- [Data shown]:
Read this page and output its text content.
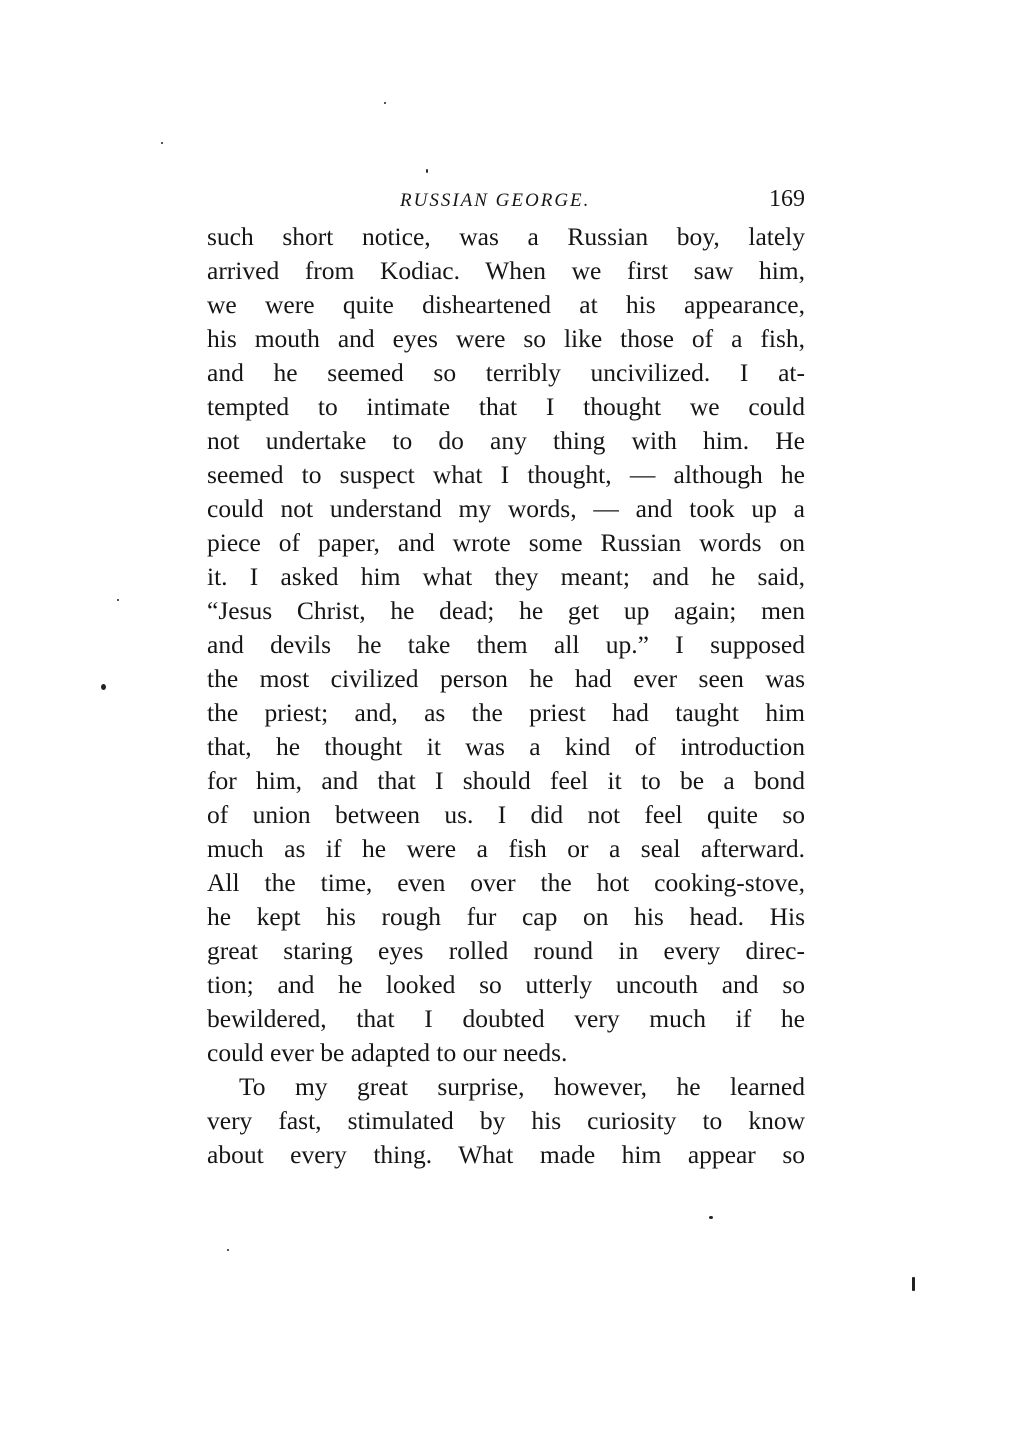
RUSSIAN GEORGE.	169
such short notice, was a Russian boy, lately
arrived from Kodiac. When we first saw him,
we were quite disheartened at his appearance,
his mouth and eyes were so like those of a fish,
and he seemed so terribly uncivilized. I at-
tempted to intimate that I thought we could
not undertake to do any thing with him. He
seemed to suspect what I thought, — although he
could not understand my words, — and took up a
piece of paper, and wrote some Russian words on
it. I asked him what they meant; and he said,
“Jesus Christ, he dead; he get up again; men
and devils he take them all up.” I supposed
the most civilized person he had ever seen was
the priest; and, as the priest had taught him
that, he thought it was a kind of introduction
for him, and that I should feel it to be a bond
of union between us. I did not feel quite so
much as if he were a fish or a seal afterward.
All the time, even over the hot cooking-stove,
he kept his rough fur cap on his head. His
great staring eyes rolled round in every direc-
tion; and he looked so utterly uncouth and so
bewildered, that I doubted very much if he
could ever be adapted to our needs.
To my great surprise, however, he learned
very fast, stimulated by his curiosity to know
about every thing. What made him appear so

- [Exercise description]: Without including the pictures, return each record above exactly as it stands.

- [Response to this task]:
Read this page and output its text content.
RUSSIAN GEORGE.	169
such short notice, was a Russian boy, lately
arrived from Kodiac. When we first saw him,
we were quite disheartened at his appearance,
his mouth and eyes were so like those of a fish,
and he seemed so terribly uncivilized. I at-
tempted to intimate that I thought we could
not undertake to do any thing with him. He
seemed to suspect what I thought, — although he
could not understand my words, — and took up a
piece of paper, and wrote some Russian words on
it. I asked him what they meant; and he said,
“Jesus Christ, he dead; he get up again; men
and devils he take them all up.” I supposed
the most civilized person he had ever seen was
the priest; and, as the priest had taught him
that, he thought it was a kind of introduction
for him, and that I should feel it to be a bond
of union between us. I did not feel quite so
much as if he were a fish or a seal afterward.
All the time, even over the hot cooking-stove,
he kept his rough fur cap on his head. His
great staring eyes rolled round in every direc-
tion; and he looked so utterly uncouth and so
bewildered, that I doubted very much if he
could ever be adapted to our needs.
To my great surprise, however, he learned
very fast, stimulated by his curiosity to know
about every thing. What made him appear so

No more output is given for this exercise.